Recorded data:
>>>

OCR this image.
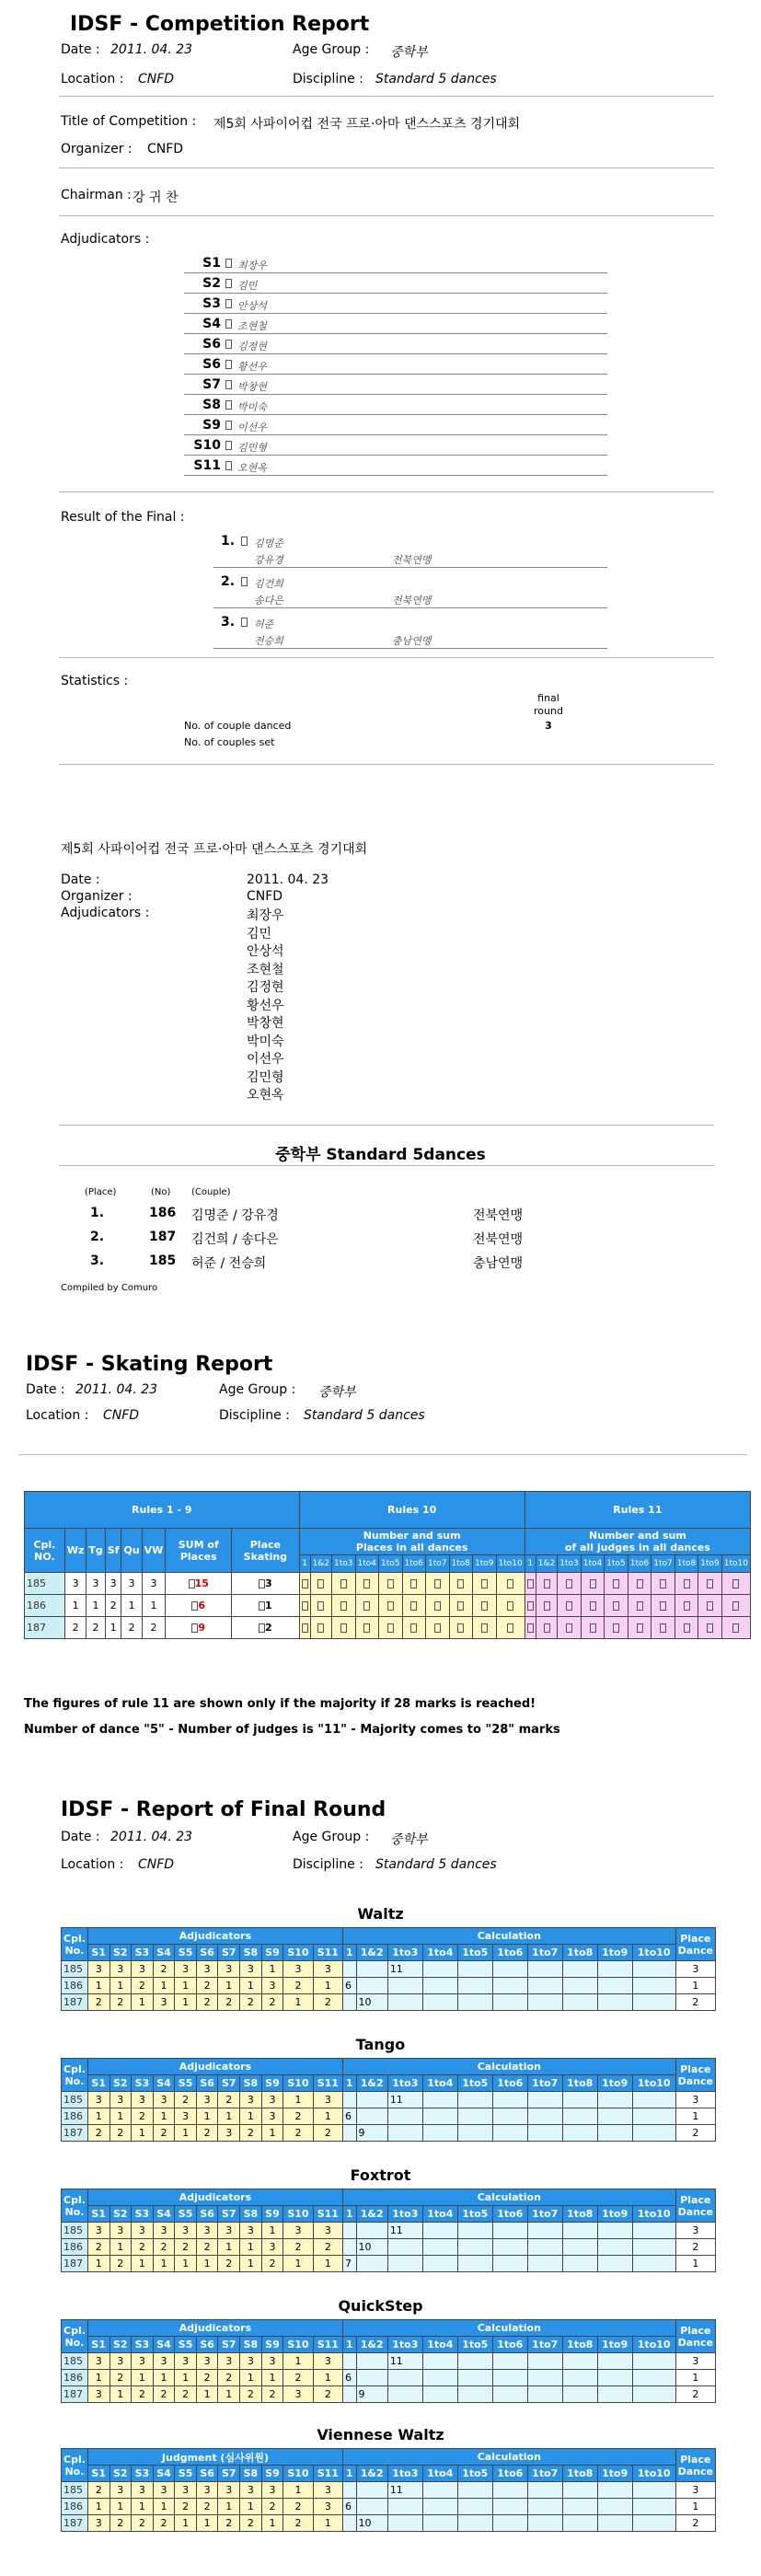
IDSF - Competition Report
Date : 2011. 04. 23	Age Group : 중학부
Location : CNFD	Discipline : Standard 5 dances
Title of Competition : 제5회 사파이어컵 전국 프로·아마 댄스스포츠 경기대회
Organizer : CNFD
Chairman : 강 귀 찬
Adjudicators :
S1 최장우
S2 김민
S3 안상석
S4 조현철
S6 김정현
S6 황선우
S7 박창현
S8 박미숙
S9 이선우
S10 김민형
S11 오현옥
Result of the Final :
1. 김명준
강유경	전북연맹
2. 김건희
송다은	전북연맹
3. 허준
전승희	충남연맹
Statistics :
final
round
3
No. of couple danced
No. of couples set
제5회 사파이어컵 전국 프로·아마 댄스스포츠 경기대회
Date :	2011. 04. 23
Organizer :	CNFD
Adjudicators :	최장우
김민
안상석
조현철
김정현
황선우
박창현
박미숙
이선우
김민형
오현옥
중학부 Standard 5dances
(Place)	(No) (Couple)
1.	186 김명준 / 강유경	전북연맹
2.	187 김건희 / 송다은	전북연맹
3.	185 허준 / 전승희	충남연맹
Compiled by Comuro
IDSF - Skating Report
Date : 2011. 04. 23	Age Group : 중학부
Location : CNFD	Discipline : Standard 5 dances
Rules 1 - 9								Rules 10										Rules 11									
Cpl. NO.	Wz	Tg	Sf	Qu	VW	SUM of Places	Place Skating	Number and sum
Places in all dances										Number and sum
of all judges in all dances									
								1	1&2	1to3	1to4	1to5	1to6	1to7	1to8	1to9	1to10	1	1&2	1to3	1to4	1to5	1to6	1to7	1to8	1to9	1to10
185	3	3	3	3	3	15	3																				
186	1	1	2	1	1	6	1																				
187	2	2	1	2	2	9	2																				
The figures of rule 11 are shown only if the majority if 28 marks is reached!
Number of dance "5" - Number of judges is "11" - Majority comes to "28" marks
IDSF - Report of Final Round
Date : 2011. 04. 23	Age Group : 중학부
Location : CNFD	Discipline : Standard 5 dances
Waltz
Cpl. No.	Adjudicators											Calculation										Place Dance
	S1	S2	S3	S4	S5	S6	S7	S8	S9	S10	S11	1	1&2	1to3	1to4	1to5	1to6	1to7	1to8	1to9	1to10	
185	3	3	3	2	3	3	3	3	1	3	3			11								3
186	1	1	2	1	1	2	1	1	3	2	1	6										1
187	2	2	1	3	1	2	2	2	2	1	2		10									2
Tango
Cpl. No.	Adjudicators											Calculation										Place Dance
	S1	S2	S3	S4	S5	S6	S7	S8	S9	S10	S11	1	1&2	1to3	1to4	1to5	1to6	1to7	1to8	1to9	1to10	
185	3	3	3	3	2	3	2	3	3	1	3			11								3
186	1	1	2	1	3	1	1	1	3	2	1	6										1
187	2	2	1	2	1	2	3	2	1	2	2		9									2
Foxtrot
Cpl. No.	Adjudicators											Calculation										Place Dance
	S1	S2	S3	S4	S5	S6	S7	S8	S9	S10	S11	1	1&2	1to3	1to4	1to5	1to6	1to7	1to8	1to9	1to10	
185	3	3	3	3	3	3	3	3	1	3	3			11								3
186	2	1	2	2	2	2	1	1	3	2	2		10									2
187	1	2	1	1	1	1	2	1	2	1	1	7										1
QuickStep
Cpl. No.	Adjudicators											Calculation										Place Dance
	S1	S2	S3	S4	S5	S6	S7	S8	S9	S10	S11	1	1&2	1to3	1to4	1to5	1to6	1to7	1to8	1to9	1to10	
185	3	3	3	3	3	3	3	3	3	1	3			11								3
186	1	2	1	1	1	2	2	1	1	2	1	6										1
187	3	1	2	2	2	1	1	2	2	3	2		9									2
Viennese Waltz
Cpl. No.	Judgment (심사위원)											Calculation										Place Dance
	S1	S2	S3	S4	S5	S6	S7	S8	S9	S10	S11	1	1&2	1to3	1to4	1to5	1to6	1to7	1to8	1to9	1to10	
185	2	3	3	3	3	3	3	3	3	1	3			11								3
186	1	1	1	1	2	2	1	1	2	2	3	6										1
187	3	2	2	2	1	1	2	2	1	2	1		10									2
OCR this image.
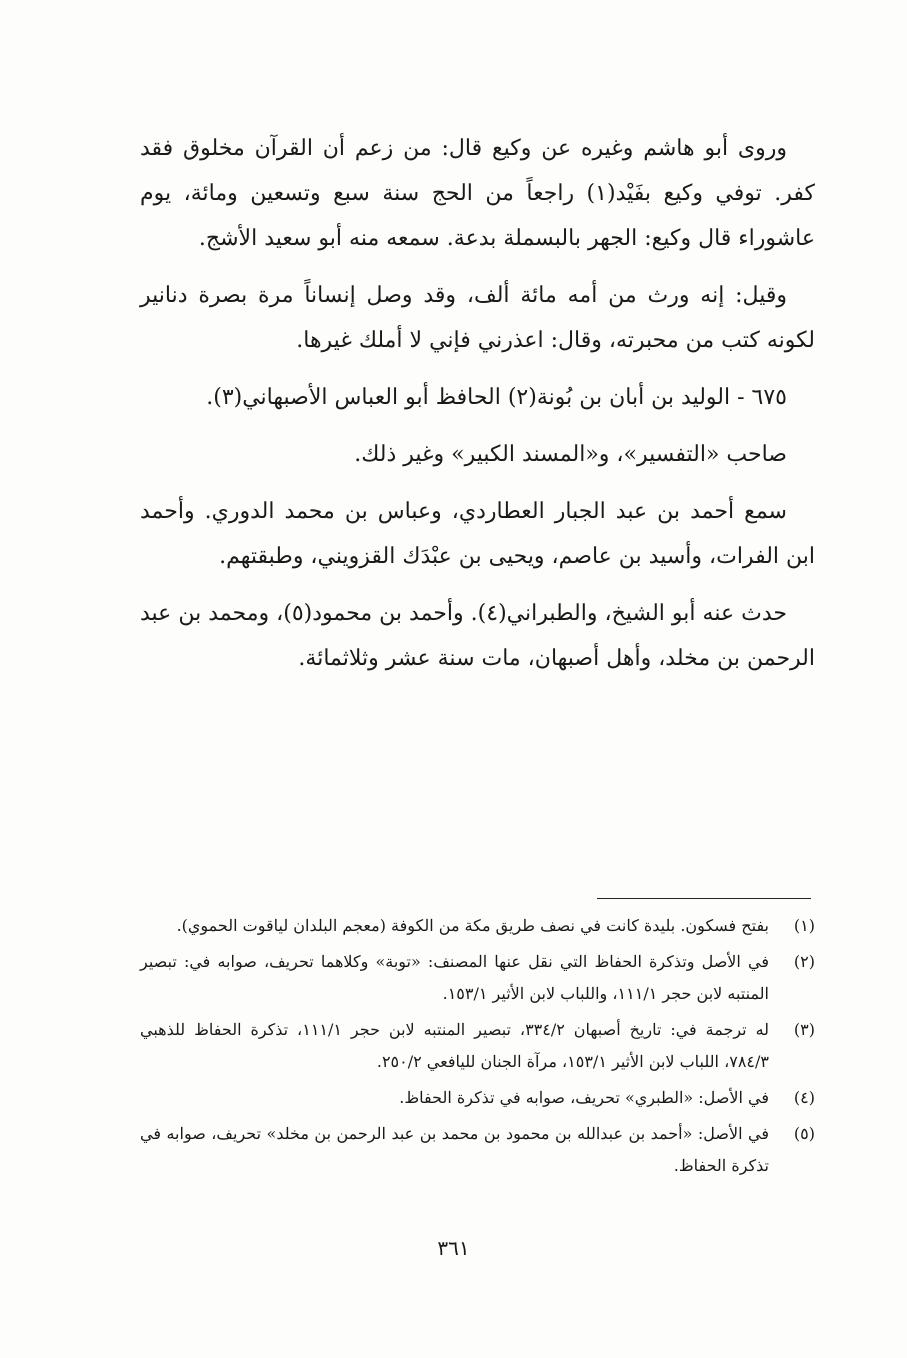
وروى أبو هاشم وغيره عن وكيع قال: من زعم أن القرآن مخلوق فقد كفر. توفي وكيع بفَيْد(١) راجعاً من الحج سنة سبع وتسعين ومائة، يوم عاشوراء قال وكيع: الجهر بالبسملة بدعة. سمعه منه أبو سعيد الأشج.

وقيل: إنه ورث من أمه مائة ألف، وقد وصل إنساناً مرة بصرة دنانير لكونه كتب من محبرته، وقال: اعذرني فإني لا أملك غيرها.

٦٧٥ - الوليد بن أبان بن بُونة(٢) الحافظ أبو العباس الأصبهاني(٣).

صاحب «التفسير»، و«المسند الكبير» وغير ذلك.

سمع أحمد بن عبد الجبار العطاردي، وعباس بن محمد الدوري. وأحمد ابن الفرات، وأسيد بن عاصم، ويحيى بن عبْدَك القزويني، وطبقتهم.

حدث عنه أبو الشيخ، والطبراني(٤). وأحمد بن محمود(٥)، ومحمد بن عبد الرحمن بن مخلد، وأهل أصبهان، مات سنة عشر وثلاثمائة.

(١)
بفتح فسكون. بليدة كانت في نصف طريق مكة من الكوفة (معجم البلدان لياقوت الحموي).
(٢)
في الأصل وتذكرة الحفاظ التي نقل عنها المصنف: «توبة» وكلاهما تحريف، صوابه في: تبصير المنتبه لابن حجر ١١١/١، واللباب لابن الأثير ١٥٣/١.
(٣)
له ترجمة في: تاريخ أصبهان ٣٣٤/٢، تبصير المنتبه لابن حجر ١١١/١، تذكرة الحفاظ للذهبي ٧٨٤/٣، اللباب لابن الأثير ١٥٣/١، مرآة الجنان لليافعي ٢٥٠/٢.
(٤)
في الأصل: «الطبري» تحريف، صوابه في تذكرة الحفاظ.
(٥)
في الأصل: «أحمد بن عبدالله بن محمود بن محمد بن عبد الرحمن بن مخلد» تحريف، صوابه في تذكرة الحفاظ.
٣٦١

<<<

Transcribe all of the records above character for character. Exclude the pictures.

Correct response.
OCR this image.
IDSF - Competition Report
Date : 2011. 04. 23	Age Group : 중학부
Location : CNFD	Discipline : Standard 5 dances
Title of Competition : 제5회 사파이어컵 전국 프로·아마 댄스스포츠 경기대회
Organizer : CNFD
Chairman : 강 귀 찬
Adjudicators :
S1 최장우
S2 김민
S3 안상석
S4 조현철
S6 김정현
S6 황선우
S7 박창현
S8 박미숙
S9 이선우
S10 김민형
S11 오현옥
Result of the Final :
1. 김명준
강유경	전북연맹
2. 김건희
송다은	전북연맹
3. 허준
전승희	충남연맹
Statistics :
final
round
3
No. of couple danced
No. of couples set
제5회 사파이어컵 전국 프로·아마 댄스스포츠 경기대회
Date :	2011. 04. 23
Organizer :	CNFD
Adjudicators :	최장우
김민
안상석
조현철
김정현
황선우
박창현
박미숙
이선우
김민형
오현옥
중학부 Standard 5dances
(Place)	(No) (Couple)
1.	186 김명준 / 강유경	전북연맹
2.	187 김건희 / 송다은	전북연맹
3.	185 허준 / 전승희	충남연맹
Compiled by Comuro
IDSF - Skating Report
Date : 2011. 04. 23	Age Group : 중학부
Location : CNFD	Discipline : Standard 5 dances
Rules 1 - 9								Rules 10										Rules 11									
Cpl. NO.	Wz	Tg	Sf	Qu	VW	SUM of Places	Place Skating	Number and sum
Places in all dances										Number and sum
of all judges in all dances									
								1	1&2	1to3	1to4	1to5	1to6	1to7	1to8	1to9	1to10	1	1&2	1to3	1to4	1to5	1to6	1to7	1to8	1to9	1to10
185	3	3	3	3	3	15	3																				
186	1	1	2	1	1	6	1																				
187	2	2	1	2	2	9	2																				
The figures of rule 11 are shown only if the majority if 28 marks is reached!
Number of dance "5" - Number of judges is "11" - Majority comes to "28" marks
IDSF - Report of Final Round
Date : 2011. 04. 23	Age Group : 중학부
Location : CNFD	Discipline : Standard 5 dances
Waltz
Cpl. No.	Adjudicators											Calculation										Place Dance
	S1	S2	S3	S4	S5	S6	S7	S8	S9	S10	S11	1	1&2	1to3	1to4	1to5	1to6	1to7	1to8	1to9	1to10	
185	3	3	3	2	3	3	3	3	1	3	3			11								3
186	1	1	2	1	1	2	1	1	3	2	1	6										1
187	2	2	1	3	1	2	2	2	2	1	2		10									2
Tango
Cpl. No.	Adjudicators											Calculation										Place Dance
	S1	S2	S3	S4	S5	S6	S7	S8	S9	S10	S11	1	1&2	1to3	1to4	1to5	1to6	1to7	1to8	1to9	1to10	
185	3	3	3	3	2	3	2	3	3	1	3			11								3
186	1	1	2	1	3	1	1	1	3	2	1	6										1
187	2	2	1	2	1	2	3	2	1	2	2		9									2
Foxtrot
Cpl. No.	Adjudicators											Calculation										Place Dance
	S1	S2	S3	S4	S5	S6	S7	S8	S9	S10	S11	1	1&2	1to3	1to4	1to5	1to6	1to7	1to8	1to9	1to10	
185	3	3	3	3	3	3	3	3	1	3	3			11								3
186	2	1	2	2	2	2	1	1	3	2	2		10									2
187	1	2	1	1	1	1	2	1	2	1	1	7										1
QuickStep
Cpl. No.	Adjudicators											Calculation										Place Dance
	S1	S2	S3	S4	S5	S6	S7	S8	S9	S10	S11	1	1&2	1to3	1to4	1to5	1to6	1to7	1to8	1to9	1to10	
185	3	3	3	3	3	3	3	3	3	1	3			11								3
186	1	2	1	1	1	2	2	1	1	2	1	6										1
187	3	1	2	2	2	1	1	2	2	3	2		9									2
Viennese Waltz
Cpl. No.	Judgment (심사위원)											Calculation										Place Dance
	S1	S2	S3	S4	S5	S6	S7	S8	S9	S10	S11	1	1&2	1to3	1to4	1to5	1to6	1to7	1to8	1to9	1to10	
185	2	3	3	3	3	3	3	3	3	1	3			11								3
186	1	1	1	1	2	2	1	1	2	2	3	6										1
187	3	2	2	2	1	1	2	2	1	2	1		10									2
OCR this image.
وروى أبو هاشم وغيره عن وكيع قال: من زعم أن القرآن مخلوق فقد كفر. توفي وكيع بفَيْد(١) راجعاً من الحج سنة سبع وتسعين ومائة، يوم عاشوراء قال وكيع: الجهر بالبسملة بدعة. سمعه منه أبو سعيد الأشج.

وقيل: إنه ورث من أمه مائة ألف، وقد وصل إنساناً مرة بصرة دنانير لكونه كتب من محبرته، وقال: اعذرني فإني لا أملك غيرها.

٦٧٥ - الوليد بن أبان بن بُونة(٢) الحافظ أبو العباس الأصبهاني(٣).

صاحب «التفسير»، و«المسند الكبير» وغير ذلك.

سمع أحمد بن عبد الجبار العطاردي، وعباس بن محمد الدوري. وأحمد ابن الفرات، وأسيد بن عاصم، ويحيى بن عبْدَك القزويني، وطبقتهم.

حدث عنه أبو الشيخ، والطبراني(٤). وأحمد بن محمود(٥)، ومحمد بن عبد الرحمن بن مخلد، وأهل أصبهان، مات سنة عشر وثلاثمائة.

(١)
بفتح فسكون. بليدة كانت في نصف طريق مكة من الكوفة (معجم البلدان لياقوت الحموي).
(٢)
في الأصل وتذكرة الحفاظ التي نقل عنها المصنف: «توبة» وكلاهما تحريف، صوابه في: تبصير المنتبه لابن حجر ١١١/١، واللباب لابن الأثير ١٥٣/١.
(٣)
له ترجمة في: تاريخ أصبهان ٣٣٤/٢، تبصير المنتبه لابن حجر ١١١/١، تذكرة الحفاظ للذهبي ٧٨٤/٣، اللباب لابن الأثير ١٥٣/١، مرآة الجنان لليافعي ٢٥٠/٢.
(٤)
في الأصل: «الطبري» تحريف، صوابه في تذكرة الحفاظ.
(٥)
في الأصل: «أحمد بن عبدالله بن محمود بن محمد بن عبد الرحمن بن مخلد» تحريف، صوابه في تذكرة الحفاظ.
٣٦١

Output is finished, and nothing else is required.